>>>
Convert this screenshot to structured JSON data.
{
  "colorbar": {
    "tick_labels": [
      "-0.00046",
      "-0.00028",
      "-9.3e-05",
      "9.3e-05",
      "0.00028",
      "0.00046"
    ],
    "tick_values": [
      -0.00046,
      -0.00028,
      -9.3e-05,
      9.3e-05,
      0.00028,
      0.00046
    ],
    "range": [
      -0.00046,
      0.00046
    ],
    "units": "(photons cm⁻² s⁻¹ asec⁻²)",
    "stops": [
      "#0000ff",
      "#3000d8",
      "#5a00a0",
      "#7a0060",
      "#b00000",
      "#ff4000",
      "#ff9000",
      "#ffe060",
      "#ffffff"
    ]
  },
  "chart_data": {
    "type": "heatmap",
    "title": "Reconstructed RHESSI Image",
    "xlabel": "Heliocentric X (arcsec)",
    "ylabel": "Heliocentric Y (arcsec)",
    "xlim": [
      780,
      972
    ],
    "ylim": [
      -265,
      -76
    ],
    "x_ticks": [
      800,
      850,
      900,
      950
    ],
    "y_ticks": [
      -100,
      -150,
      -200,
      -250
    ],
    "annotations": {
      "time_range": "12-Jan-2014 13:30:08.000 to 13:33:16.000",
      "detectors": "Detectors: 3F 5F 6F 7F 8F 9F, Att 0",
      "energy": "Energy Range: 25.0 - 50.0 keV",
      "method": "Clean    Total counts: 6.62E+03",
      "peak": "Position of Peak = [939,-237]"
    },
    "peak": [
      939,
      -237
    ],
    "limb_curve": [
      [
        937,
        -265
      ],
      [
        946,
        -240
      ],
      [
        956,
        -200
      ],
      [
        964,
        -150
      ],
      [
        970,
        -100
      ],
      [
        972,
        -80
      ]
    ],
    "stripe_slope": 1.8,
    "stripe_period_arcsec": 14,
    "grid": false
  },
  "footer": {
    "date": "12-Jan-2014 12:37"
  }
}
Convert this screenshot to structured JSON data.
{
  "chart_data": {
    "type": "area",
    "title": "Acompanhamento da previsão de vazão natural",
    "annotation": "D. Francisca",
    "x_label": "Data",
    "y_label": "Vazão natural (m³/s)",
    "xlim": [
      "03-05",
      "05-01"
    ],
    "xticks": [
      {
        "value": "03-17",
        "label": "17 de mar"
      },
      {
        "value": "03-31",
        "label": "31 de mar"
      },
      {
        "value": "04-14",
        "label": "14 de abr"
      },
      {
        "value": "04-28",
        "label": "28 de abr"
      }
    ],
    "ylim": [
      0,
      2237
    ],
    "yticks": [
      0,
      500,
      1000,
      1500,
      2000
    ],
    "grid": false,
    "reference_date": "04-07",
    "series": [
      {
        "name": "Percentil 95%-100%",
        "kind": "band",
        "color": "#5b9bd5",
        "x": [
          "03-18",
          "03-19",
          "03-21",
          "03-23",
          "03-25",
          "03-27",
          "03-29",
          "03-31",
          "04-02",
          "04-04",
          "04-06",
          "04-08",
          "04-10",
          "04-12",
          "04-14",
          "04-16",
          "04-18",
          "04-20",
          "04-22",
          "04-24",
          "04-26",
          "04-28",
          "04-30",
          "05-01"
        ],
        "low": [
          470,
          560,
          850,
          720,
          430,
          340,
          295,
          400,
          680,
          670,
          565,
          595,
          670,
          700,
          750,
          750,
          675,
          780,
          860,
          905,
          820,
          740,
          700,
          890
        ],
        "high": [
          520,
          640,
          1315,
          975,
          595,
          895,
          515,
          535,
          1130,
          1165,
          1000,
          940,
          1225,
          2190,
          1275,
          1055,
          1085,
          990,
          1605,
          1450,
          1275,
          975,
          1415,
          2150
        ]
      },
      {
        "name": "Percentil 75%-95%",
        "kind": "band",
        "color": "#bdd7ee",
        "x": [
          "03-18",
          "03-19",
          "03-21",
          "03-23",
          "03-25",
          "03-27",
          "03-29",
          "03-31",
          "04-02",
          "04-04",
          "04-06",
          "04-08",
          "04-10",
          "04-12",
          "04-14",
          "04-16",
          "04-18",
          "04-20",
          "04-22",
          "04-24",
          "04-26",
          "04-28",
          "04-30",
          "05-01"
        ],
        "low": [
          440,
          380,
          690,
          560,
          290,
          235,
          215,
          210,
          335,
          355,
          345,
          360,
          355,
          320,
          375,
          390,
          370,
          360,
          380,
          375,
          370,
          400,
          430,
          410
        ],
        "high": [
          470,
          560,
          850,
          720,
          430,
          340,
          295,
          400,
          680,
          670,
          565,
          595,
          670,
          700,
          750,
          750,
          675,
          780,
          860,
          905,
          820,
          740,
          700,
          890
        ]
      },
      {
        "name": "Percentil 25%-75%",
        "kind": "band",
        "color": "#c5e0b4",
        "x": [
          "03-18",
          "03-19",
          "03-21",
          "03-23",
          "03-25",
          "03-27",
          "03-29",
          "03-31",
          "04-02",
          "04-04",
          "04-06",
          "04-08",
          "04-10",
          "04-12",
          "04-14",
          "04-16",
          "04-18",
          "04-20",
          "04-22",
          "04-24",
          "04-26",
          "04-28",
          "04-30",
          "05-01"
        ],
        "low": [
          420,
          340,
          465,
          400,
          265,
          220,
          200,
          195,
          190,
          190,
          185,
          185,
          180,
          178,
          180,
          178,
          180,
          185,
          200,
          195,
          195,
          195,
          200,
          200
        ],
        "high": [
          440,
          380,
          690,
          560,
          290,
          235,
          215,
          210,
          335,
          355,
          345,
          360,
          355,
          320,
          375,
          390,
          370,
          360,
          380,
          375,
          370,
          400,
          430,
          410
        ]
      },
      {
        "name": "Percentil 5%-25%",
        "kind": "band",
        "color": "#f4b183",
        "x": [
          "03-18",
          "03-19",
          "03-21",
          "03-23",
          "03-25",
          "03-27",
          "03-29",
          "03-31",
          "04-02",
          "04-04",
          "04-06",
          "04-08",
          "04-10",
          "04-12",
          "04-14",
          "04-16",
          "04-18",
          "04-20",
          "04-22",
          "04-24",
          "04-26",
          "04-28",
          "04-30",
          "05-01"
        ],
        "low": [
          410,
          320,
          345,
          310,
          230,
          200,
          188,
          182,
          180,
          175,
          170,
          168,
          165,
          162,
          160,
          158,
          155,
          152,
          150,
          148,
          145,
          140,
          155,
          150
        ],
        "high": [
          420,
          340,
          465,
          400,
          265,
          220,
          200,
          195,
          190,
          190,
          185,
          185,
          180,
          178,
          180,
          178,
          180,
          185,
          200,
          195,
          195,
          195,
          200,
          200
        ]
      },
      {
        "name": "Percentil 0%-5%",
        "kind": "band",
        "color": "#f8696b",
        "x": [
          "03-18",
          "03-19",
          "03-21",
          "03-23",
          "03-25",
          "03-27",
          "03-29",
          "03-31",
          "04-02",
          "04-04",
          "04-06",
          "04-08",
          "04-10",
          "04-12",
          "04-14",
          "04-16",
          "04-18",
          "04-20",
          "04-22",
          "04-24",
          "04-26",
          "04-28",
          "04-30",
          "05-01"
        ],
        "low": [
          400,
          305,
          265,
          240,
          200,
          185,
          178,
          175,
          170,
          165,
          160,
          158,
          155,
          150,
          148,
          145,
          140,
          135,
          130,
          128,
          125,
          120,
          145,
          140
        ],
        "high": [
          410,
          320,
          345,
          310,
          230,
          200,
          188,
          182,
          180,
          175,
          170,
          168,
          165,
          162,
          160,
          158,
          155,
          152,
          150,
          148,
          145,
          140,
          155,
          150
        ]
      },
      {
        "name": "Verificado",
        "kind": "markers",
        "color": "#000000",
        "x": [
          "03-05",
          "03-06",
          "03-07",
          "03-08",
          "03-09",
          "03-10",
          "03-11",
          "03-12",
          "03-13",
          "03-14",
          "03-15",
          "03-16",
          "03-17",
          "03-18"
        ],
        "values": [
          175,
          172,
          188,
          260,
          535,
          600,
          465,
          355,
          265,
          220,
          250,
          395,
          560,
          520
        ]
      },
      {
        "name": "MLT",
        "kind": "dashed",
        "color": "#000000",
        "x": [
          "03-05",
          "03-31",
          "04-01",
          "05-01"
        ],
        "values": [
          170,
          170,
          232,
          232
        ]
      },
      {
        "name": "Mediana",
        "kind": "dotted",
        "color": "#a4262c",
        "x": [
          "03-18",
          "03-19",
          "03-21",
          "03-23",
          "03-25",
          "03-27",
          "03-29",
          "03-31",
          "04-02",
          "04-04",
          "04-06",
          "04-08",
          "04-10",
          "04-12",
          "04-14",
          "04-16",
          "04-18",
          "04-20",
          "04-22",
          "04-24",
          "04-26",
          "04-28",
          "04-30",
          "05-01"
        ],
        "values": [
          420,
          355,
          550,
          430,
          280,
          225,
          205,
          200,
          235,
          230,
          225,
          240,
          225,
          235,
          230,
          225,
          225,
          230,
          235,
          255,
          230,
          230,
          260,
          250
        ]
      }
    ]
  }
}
<<<
→ Stated task
Pull out all lines from the listing that contain the string "Percentil".

→ Task answer
        "name": "Percentil 95%-100%",
        "name": "Percentil 75%-95%",
        "name": "Percentil 25%-75%",
        "name": "Percentil 5%-25%",
        "name": "Percentil 0%-5%",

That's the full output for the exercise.